▸ **WHAT YOU NEED TO DO**
Repeat the data. Keep each line identical.

▸ **Document transcript data**
#####

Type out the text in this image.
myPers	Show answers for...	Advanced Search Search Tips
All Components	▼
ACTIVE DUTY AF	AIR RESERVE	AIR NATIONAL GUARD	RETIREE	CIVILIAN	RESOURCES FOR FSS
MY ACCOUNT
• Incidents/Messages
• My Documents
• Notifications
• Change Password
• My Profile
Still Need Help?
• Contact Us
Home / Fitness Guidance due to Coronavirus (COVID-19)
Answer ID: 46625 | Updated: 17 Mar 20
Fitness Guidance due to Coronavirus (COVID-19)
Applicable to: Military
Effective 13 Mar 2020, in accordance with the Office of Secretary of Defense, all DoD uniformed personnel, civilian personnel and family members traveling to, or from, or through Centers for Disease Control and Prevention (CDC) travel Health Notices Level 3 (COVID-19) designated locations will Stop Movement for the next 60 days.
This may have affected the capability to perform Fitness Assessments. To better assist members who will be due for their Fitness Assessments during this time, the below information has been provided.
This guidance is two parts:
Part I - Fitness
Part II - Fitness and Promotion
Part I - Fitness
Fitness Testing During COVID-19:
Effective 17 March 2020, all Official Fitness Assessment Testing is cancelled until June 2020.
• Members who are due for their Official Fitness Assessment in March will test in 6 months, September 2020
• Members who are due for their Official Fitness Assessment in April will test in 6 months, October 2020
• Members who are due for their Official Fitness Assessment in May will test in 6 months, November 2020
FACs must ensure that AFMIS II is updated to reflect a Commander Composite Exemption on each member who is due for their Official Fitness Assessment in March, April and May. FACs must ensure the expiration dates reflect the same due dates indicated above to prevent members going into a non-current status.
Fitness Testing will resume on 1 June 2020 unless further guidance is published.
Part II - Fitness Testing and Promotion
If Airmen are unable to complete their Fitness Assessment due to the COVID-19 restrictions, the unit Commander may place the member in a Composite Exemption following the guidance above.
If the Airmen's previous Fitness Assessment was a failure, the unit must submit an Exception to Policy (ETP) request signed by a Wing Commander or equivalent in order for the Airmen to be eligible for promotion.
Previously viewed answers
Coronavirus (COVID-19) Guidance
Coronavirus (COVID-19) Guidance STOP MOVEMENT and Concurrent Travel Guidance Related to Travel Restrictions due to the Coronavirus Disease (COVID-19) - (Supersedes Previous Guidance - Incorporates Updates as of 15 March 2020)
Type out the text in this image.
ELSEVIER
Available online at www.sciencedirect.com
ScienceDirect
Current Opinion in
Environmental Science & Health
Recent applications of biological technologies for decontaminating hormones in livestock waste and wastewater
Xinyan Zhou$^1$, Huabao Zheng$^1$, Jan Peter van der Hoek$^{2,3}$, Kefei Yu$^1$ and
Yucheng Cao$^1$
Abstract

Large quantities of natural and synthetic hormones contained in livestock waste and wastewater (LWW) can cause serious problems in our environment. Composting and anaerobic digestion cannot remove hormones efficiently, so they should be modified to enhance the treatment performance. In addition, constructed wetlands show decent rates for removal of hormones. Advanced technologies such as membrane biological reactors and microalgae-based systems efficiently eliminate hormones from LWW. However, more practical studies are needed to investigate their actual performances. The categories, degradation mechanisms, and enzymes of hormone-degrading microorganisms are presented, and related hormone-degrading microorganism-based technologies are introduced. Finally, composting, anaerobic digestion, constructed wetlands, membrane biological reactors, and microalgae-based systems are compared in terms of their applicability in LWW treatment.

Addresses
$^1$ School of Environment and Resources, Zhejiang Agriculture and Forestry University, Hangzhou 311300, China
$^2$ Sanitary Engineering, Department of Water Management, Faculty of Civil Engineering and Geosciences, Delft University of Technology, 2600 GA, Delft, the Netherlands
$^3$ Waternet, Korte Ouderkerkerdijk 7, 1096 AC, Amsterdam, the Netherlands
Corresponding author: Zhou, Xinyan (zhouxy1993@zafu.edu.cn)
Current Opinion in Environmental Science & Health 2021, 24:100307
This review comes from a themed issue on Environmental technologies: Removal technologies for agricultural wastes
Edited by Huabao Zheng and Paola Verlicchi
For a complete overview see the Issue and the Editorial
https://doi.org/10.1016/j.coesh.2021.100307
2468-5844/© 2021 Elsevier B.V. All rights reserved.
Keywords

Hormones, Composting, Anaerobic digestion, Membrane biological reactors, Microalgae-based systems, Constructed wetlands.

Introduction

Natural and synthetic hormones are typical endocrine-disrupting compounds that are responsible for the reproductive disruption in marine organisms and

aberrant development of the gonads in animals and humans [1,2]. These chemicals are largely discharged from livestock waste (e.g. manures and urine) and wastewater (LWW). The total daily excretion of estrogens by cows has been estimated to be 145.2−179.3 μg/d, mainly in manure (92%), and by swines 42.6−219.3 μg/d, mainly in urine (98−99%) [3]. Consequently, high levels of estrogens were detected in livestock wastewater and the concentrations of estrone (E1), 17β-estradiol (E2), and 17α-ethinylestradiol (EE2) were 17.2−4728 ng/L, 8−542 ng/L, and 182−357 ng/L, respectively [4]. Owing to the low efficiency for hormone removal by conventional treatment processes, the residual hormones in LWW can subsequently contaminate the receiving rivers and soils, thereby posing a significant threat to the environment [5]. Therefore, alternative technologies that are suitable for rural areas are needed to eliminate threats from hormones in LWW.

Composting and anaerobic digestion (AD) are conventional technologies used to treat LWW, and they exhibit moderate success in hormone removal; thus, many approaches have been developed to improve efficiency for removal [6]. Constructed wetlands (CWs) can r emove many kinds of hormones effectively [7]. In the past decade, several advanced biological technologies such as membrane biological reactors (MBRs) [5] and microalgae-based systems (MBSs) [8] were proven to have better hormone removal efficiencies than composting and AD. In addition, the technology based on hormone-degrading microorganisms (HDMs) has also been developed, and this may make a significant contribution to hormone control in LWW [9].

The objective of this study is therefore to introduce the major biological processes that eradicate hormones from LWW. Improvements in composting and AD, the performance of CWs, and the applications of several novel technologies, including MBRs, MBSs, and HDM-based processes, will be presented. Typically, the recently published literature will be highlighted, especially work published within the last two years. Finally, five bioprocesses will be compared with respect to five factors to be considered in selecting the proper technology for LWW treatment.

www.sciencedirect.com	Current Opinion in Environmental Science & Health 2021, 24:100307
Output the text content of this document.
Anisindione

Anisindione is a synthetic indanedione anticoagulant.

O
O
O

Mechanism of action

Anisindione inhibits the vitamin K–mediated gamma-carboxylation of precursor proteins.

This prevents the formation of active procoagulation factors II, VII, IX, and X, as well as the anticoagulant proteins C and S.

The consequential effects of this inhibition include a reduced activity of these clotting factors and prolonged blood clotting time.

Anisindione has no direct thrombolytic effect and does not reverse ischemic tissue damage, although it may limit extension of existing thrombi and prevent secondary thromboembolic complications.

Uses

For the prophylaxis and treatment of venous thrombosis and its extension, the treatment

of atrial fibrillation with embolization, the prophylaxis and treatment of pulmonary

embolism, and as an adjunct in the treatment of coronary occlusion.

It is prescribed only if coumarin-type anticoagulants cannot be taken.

#####

▸ **SOLVED PROBLEM**
Type out the text in this image.
myPers	Show answers for...	Advanced Search Search Tips
All Components	▼
ACTIVE DUTY AF	AIR RESERVE	AIR NATIONAL GUARD	RETIREE	CIVILIAN	RESOURCES FOR FSS
MY ACCOUNT
• Incidents/Messages
• My Documents
• Notifications
• Change Password
• My Profile
Still Need Help?
• Contact Us
Home / Fitness Guidance due to Coronavirus (COVID-19)
Answer ID: 46625 | Updated: 17 Mar 20
Fitness Guidance due to Coronavirus (COVID-19)
Applicable to: Military
Effective 13 Mar 2020, in accordance with the Office of Secretary of Defense, all DoD uniformed personnel, civilian personnel and family members traveling to, or from, or through Centers for Disease Control and Prevention (CDC) travel Health Notices Level 3 (COVID-19) designated locations will Stop Movement for the next 60 days.
This may have affected the capability to perform Fitness Assessments. To better assist members who will be due for their Fitness Assessments during this time, the below information has been provided.
This guidance is two parts:
Part I - Fitness
Part II - Fitness and Promotion
Part I - Fitness
Fitness Testing During COVID-19:
Effective 17 March 2020, all Official Fitness Assessment Testing is cancelled until June 2020.
• Members who are due for their Official Fitness Assessment in March will test in 6 months, September 2020
• Members who are due for their Official Fitness Assessment in April will test in 6 months, October 2020
• Members who are due for their Official Fitness Assessment in May will test in 6 months, November 2020
FACs must ensure that AFMIS II is updated to reflect a Commander Composite Exemption on each member who is due for their Official Fitness Assessment in March, April and May. FACs must ensure the expiration dates reflect the same due dates indicated above to prevent members going into a non-current status.
Fitness Testing will resume on 1 June 2020 unless further guidance is published.
Part II - Fitness Testing and Promotion
If Airmen are unable to complete their Fitness Assessment due to the COVID-19 restrictions, the unit Commander may place the member in a Composite Exemption following the guidance above.
If the Airmen's previous Fitness Assessment was a failure, the unit must submit an Exception to Policy (ETP) request signed by a Wing Commander or equivalent in order for the Airmen to be eligible for promotion.
Previously viewed answers
Coronavirus (COVID-19) Guidance
Coronavirus (COVID-19) Guidance STOP MOVEMENT and Concurrent Travel Guidance Related to Travel Restrictions due to the Coronavirus Disease (COVID-19) - (Supersedes Previous Guidance - Incorporates Updates as of 15 March 2020)
Type out the text in this image.
ELSEVIER
Available online at www.sciencedirect.com
ScienceDirect
Current Opinion in
Environmental Science & Health
Recent applications of biological technologies for decontaminating hormones in livestock waste and wastewater
Xinyan Zhou$^1$, Huabao Zheng$^1$, Jan Peter van der Hoek$^{2,3}$, Kefei Yu$^1$ and
Yucheng Cao$^1$
Abstract

Large quantities of natural and synthetic hormones contained in livestock waste and wastewater (LWW) can cause serious problems in our environment. Composting and anaerobic digestion cannot remove hormones efficiently, so they should be modified to enhance the treatment performance. In addition, constructed wetlands show decent rates for removal of hormones. Advanced technologies such as membrane biological reactors and microalgae-based systems efficiently eliminate hormones from LWW. However, more practical studies are needed to investigate their actual performances. The categories, degradation mechanisms, and enzymes of hormone-degrading microorganisms are presented, and related hormone-degrading microorganism-based technologies are introduced. Finally, composting, anaerobic digestion, constructed wetlands, membrane biological reactors, and microalgae-based systems are compared in terms of their applicability in LWW treatment.

Addresses
$^1$ School of Environment and Resources, Zhejiang Agriculture and Forestry University, Hangzhou 311300, China
$^2$ Sanitary Engineering, Department of Water Management, Faculty of Civil Engineering and Geosciences, Delft University of Technology, 2600 GA, Delft, the Netherlands
$^3$ Waternet, Korte Ouderkerkerdijk 7, 1096 AC, Amsterdam, the Netherlands
Corresponding author: Zhou, Xinyan (zhouxy1993@zafu.edu.cn)
Current Opinion in Environmental Science & Health 2021, 24:100307
This review comes from a themed issue on Environmental technologies: Removal technologies for agricultural wastes
Edited by Huabao Zheng and Paola Verlicchi
For a complete overview see the Issue and the Editorial
https://doi.org/10.1016/j.coesh.2021.100307
2468-5844/© 2021 Elsevier B.V. All rights reserved.
Keywords

Hormones, Composting, Anaerobic digestion, Membrane biological reactors, Microalgae-based systems, Constructed wetlands.

Introduction

Natural and synthetic hormones are typical endocrine-disrupting compounds that are responsible for the reproductive disruption in marine organisms and

aberrant development of the gonads in animals and humans [1,2]. These chemicals are largely discharged from livestock waste (e.g. manures and urine) and wastewater (LWW). The total daily excretion of estrogens by cows has been estimated to be 145.2−179.3 μg/d, mainly in manure (92%), and by swines 42.6−219.3 μg/d, mainly in urine (98−99%) [3]. Consequently, high levels of estrogens were detected in livestock wastewater and the concentrations of estrone (E1), 17β-estradiol (E2), and 17α-ethinylestradiol (EE2) were 17.2−4728 ng/L, 8−542 ng/L, and 182−357 ng/L, respectively [4]. Owing to the low efficiency for hormone removal by conventional treatment processes, the residual hormones in LWW can subsequently contaminate the receiving rivers and soils, thereby posing a significant threat to the environment [5]. Therefore, alternative technologies that are suitable for rural areas are needed to eliminate threats from hormones in LWW.

Composting and anaerobic digestion (AD) are conventional technologies used to treat LWW, and they exhibit moderate success in hormone removal; thus, many approaches have been developed to improve efficiency for removal [6]. Constructed wetlands (CWs) can r emove many kinds of hormones effectively [7]. In the past decade, several advanced biological technologies such as membrane biological reactors (MBRs) [5] and microalgae-based systems (MBSs) [8] were proven to have better hormone removal efficiencies than composting and AD. In addition, the technology based on hormone-degrading microorganisms (HDMs) has also been developed, and this may make a significant contribution to hormone control in LWW [9].

The objective of this study is therefore to introduce the major biological processes that eradicate hormones from LWW. Improvements in composting and AD, the performance of CWs, and the applications of several novel technologies, including MBRs, MBSs, and HDM-based processes, will be presented. Typically, the recently published literature will be highlighted, especially work published within the last two years. Finally, five bioprocesses will be compared with respect to five factors to be considered in selecting the proper technology for LWW treatment.

www.sciencedirect.com	Current Opinion in Environmental Science & Health 2021, 24:100307
Output the text content of this document.
Anisindione

Anisindione is a synthetic indanedione anticoagulant.

O
O
O

Mechanism of action

Anisindione inhibits the vitamin K–mediated gamma-carboxylation of precursor proteins.

This prevents the formation of active procoagulation factors II, VII, IX, and X, as well as the anticoagulant proteins C and S.

The consequential effects of this inhibition include a reduced activity of these clotting factors and prolonged blood clotting time.

Anisindione has no direct thrombolytic effect and does not reverse ischemic tissue damage, although it may limit extension of existing thrombi and prevent secondary thromboembolic complications.

Uses

For the prophylaxis and treatment of venous thrombosis and its extension, the treatment

of atrial fibrillation with embolization, the prophylaxis and treatment of pulmonary

embolism, and as an adjunct in the treatment of coronary occlusion.

It is prescribed only if coumarin-type anticoagulants cannot be taken.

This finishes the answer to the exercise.